◆ Material supplied:

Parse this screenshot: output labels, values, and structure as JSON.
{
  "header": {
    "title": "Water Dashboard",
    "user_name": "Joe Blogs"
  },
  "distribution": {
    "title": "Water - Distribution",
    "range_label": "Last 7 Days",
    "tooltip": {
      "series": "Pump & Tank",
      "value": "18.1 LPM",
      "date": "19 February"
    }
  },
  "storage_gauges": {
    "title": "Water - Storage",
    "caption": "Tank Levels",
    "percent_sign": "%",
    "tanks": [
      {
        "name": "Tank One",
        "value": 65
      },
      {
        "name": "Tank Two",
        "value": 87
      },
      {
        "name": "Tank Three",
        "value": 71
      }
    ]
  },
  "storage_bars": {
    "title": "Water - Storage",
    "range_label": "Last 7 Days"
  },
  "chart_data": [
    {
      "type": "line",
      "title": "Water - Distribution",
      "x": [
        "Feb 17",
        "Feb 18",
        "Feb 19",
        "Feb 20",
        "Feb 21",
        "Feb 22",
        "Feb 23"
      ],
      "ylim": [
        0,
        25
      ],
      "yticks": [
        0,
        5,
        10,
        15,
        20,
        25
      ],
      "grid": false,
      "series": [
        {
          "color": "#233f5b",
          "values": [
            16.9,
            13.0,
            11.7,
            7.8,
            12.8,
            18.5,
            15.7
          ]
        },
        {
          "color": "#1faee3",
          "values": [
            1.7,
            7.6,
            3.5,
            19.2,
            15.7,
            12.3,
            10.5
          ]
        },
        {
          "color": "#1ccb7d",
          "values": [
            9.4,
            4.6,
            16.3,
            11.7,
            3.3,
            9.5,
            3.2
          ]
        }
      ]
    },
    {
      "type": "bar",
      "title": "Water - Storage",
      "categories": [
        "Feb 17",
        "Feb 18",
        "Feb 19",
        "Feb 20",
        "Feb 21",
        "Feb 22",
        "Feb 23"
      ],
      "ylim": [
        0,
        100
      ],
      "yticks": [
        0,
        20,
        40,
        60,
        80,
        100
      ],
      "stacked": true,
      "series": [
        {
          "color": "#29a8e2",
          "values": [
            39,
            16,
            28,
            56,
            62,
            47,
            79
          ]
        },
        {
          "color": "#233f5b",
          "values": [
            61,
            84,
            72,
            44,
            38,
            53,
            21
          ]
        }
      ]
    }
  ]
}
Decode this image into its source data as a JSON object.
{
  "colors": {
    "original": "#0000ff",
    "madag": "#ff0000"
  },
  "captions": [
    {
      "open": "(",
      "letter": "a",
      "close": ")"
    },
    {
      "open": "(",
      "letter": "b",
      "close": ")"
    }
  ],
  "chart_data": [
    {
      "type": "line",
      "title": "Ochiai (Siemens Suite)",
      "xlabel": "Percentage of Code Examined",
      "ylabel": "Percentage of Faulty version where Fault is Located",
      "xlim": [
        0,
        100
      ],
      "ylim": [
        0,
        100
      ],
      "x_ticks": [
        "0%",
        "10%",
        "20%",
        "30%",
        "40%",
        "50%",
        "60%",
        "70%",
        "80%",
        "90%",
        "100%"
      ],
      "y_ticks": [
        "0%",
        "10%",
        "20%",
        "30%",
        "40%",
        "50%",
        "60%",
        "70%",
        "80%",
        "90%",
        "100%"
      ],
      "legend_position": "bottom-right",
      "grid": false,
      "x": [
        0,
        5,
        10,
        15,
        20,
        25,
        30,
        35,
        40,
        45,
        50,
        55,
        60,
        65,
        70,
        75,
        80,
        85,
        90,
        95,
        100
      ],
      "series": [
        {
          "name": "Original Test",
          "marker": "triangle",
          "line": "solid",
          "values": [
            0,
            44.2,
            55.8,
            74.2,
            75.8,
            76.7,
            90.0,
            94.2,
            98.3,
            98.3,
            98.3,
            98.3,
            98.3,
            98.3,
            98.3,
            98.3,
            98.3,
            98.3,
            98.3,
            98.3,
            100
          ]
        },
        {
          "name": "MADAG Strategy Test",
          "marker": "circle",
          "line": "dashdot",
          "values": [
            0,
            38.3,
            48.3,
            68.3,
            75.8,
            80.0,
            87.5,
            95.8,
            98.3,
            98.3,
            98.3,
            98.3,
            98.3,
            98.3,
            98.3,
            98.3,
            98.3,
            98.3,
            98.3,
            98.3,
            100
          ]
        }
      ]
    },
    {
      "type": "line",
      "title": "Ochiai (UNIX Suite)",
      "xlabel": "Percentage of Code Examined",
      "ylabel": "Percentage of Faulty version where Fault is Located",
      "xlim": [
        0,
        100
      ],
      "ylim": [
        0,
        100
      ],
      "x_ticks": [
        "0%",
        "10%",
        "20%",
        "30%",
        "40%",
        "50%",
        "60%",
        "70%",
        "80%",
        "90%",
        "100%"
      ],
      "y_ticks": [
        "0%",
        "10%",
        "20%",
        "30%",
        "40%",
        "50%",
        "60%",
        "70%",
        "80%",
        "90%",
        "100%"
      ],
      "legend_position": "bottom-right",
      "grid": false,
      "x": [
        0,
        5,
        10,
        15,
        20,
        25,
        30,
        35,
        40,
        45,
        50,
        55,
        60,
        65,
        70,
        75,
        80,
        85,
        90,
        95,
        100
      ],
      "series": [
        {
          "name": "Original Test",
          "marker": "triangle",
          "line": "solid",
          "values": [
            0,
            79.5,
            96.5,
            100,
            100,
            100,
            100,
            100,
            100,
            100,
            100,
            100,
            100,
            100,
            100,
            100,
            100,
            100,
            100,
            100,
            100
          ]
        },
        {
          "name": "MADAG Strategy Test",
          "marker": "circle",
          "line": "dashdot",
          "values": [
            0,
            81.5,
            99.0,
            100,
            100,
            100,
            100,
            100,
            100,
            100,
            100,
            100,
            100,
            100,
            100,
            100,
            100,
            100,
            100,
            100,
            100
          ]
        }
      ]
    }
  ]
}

◆ Instruction: Write the complete data out, exactly as above.

◆ Final result:
Parse this screenshot: output labels, values, and structure as JSON.
{
  "header": {
    "title": "Water Dashboard",
    "user_name": "Joe Blogs"
  },
  "distribution": {
    "title": "Water - Distribution",
    "range_label": "Last 7 Days",
    "tooltip": {
      "series": "Pump & Tank",
      "value": "18.1 LPM",
      "date": "19 February"
    }
  },
  "storage_gauges": {
    "title": "Water - Storage",
    "caption": "Tank Levels",
    "percent_sign": "%",
    "tanks": [
      {
        "name": "Tank One",
        "value": 65
      },
      {
        "name": "Tank Two",
        "value": 87
      },
      {
        "name": "Tank Three",
        "value": 71
      }
    ]
  },
  "storage_bars": {
    "title": "Water - Storage",
    "range_label": "Last 7 Days"
  },
  "chart_data": [
    {
      "type": "line",
      "title": "Water - Distribution",
      "x": [
        "Feb 17",
        "Feb 18",
        "Feb 19",
        "Feb 20",
        "Feb 21",
        "Feb 22",
        "Feb 23"
      ],
      "ylim": [
        0,
        25
      ],
      "yticks": [
        0,
        5,
        10,
        15,
        20,
        25
      ],
      "grid": false,
      "series": [
        {
          "color": "#233f5b",
          "values": [
            16.9,
            13.0,
            11.7,
            7.8,
            12.8,
            18.5,
            15.7
          ]
        },
        {
          "color": "#1faee3",
          "values": [
            1.7,
            7.6,
            3.5,
            19.2,
            15.7,
            12.3,
            10.5
          ]
        },
        {
          "color": "#1ccb7d",
          "values": [
            9.4,
            4.6,
            16.3,
            11.7,
            3.3,
            9.5,
            3.2
          ]
        }
      ]
    },
    {
      "type": "bar",
      "title": "Water - Storage",
      "categories": [
        "Feb 17",
        "Feb 18",
        "Feb 19",
        "Feb 20",
        "Feb 21",
        "Feb 22",
        "Feb 23"
      ],
      "ylim": [
        0,
        100
      ],
      "yticks": [
        0,
        20,
        40,
        60,
        80,
        100
      ],
      "stacked": true,
      "series": [
        {
          "color": "#29a8e2",
          "values": [
            39,
            16,
            28,
            56,
            62,
            47,
            79
          ]
        },
        {
          "color": "#233f5b",
          "values": [
            61,
            84,
            72,
            44,
            38,
            53,
            21
          ]
        }
      ]
    }
  ]
}
Decode this image into its source data as a JSON object.
{
  "colors": {
    "original": "#0000ff",
    "madag": "#ff0000"
  },
  "captions": [
    {
      "open": "(",
      "letter": "a",
      "close": ")"
    },
    {
      "open": "(",
      "letter": "b",
      "close": ")"
    }
  ],
  "chart_data": [
    {
      "type": "line",
      "title": "Ochiai (Siemens Suite)",
      "xlabel": "Percentage of Code Examined",
      "ylabel": "Percentage of Faulty version where Fault is Located",
      "xlim": [
        0,
        100
      ],
      "ylim": [
        0,
        100
      ],
      "x_ticks": [
        "0%",
        "10%",
        "20%",
        "30%",
        "40%",
        "50%",
        "60%",
        "70%",
        "80%",
        "90%",
        "100%"
      ],
      "y_ticks": [
        "0%",
        "10%",
        "20%",
        "30%",
        "40%",
        "50%",
        "60%",
        "70%",
        "80%",
        "90%",
        "100%"
      ],
      "legend_position": "bottom-right",
      "grid": false,
      "x": [
        0,
        5,
        10,
        15,
        20,
        25,
        30,
        35,
        40,
        45,
        50,
        55,
        60,
        65,
        70,
        75,
        80,
        85,
        90,
        95,
        100
      ],
      "series": [
        {
          "name": "Original Test",
          "marker": "triangle",
          "line": "solid",
          "values": [
            0,
            44.2,
            55.8,
            74.2,
            75.8,
            76.7,
            90.0,
            94.2,
            98.3,
            98.3,
            98.3,
            98.3,
            98.3,
            98.3,
            98.3,
            98.3,
            98.3,
            98.3,
            98.3,
            98.3,
            100
          ]
        },
        {
          "name": "MADAG Strategy Test",
          "marker": "circle",
          "line": "dashdot",
          "values": [
            0,
            38.3,
            48.3,
            68.3,
            75.8,
            80.0,
            87.5,
            95.8,
            98.3,
            98.3,
            98.3,
            98.3,
            98.3,
            98.3,
            98.3,
            98.3,
            98.3,
            98.3,
            98.3,
            98.3,
            100
          ]
        }
      ]
    },
    {
      "type": "line",
      "title": "Ochiai (UNIX Suite)",
      "xlabel": "Percentage of Code Examined",
      "ylabel": "Percentage of Faulty version where Fault is Located",
      "xlim": [
        0,
        100
      ],
      "ylim": [
        0,
        100
      ],
      "x_ticks": [
        "0%",
        "10%",
        "20%",
        "30%",
        "40%",
        "50%",
        "60%",
        "70%",
        "80%",
        "90%",
        "100%"
      ],
      "y_ticks": [
        "0%",
        "10%",
        "20%",
        "30%",
        "40%",
        "50%",
        "60%",
        "70%",
        "80%",
        "90%",
        "100%"
      ],
      "legend_position": "bottom-right",
      "grid": false,
      "x": [
        0,
        5,
        10,
        15,
        20,
        25,
        30,
        35,
        40,
        45,
        50,
        55,
        60,
        65,
        70,
        75,
        80,
        85,
        90,
        95,
        100
      ],
      "series": [
        {
          "name": "Original Test",
          "marker": "triangle",
          "line": "solid",
          "values": [
            0,
            79.5,
            96.5,
            100,
            100,
            100,
            100,
            100,
            100,
            100,
            100,
            100,
            100,
            100,
            100,
            100,
            100,
            100,
            100,
            100,
            100
          ]
        },
        {
          "name": "MADAG Strategy Test",
          "marker": "circle",
          "line": "dashdot",
          "values": [
            0,
            81.5,
            99.0,
            100,
            100,
            100,
            100,
            100,
            100,
            100,
            100,
            100,
            100,
            100,
            100,
            100,
            100,
            100,
            100,
            100,
            100
          ]
        }
      ]
    }
  ]
}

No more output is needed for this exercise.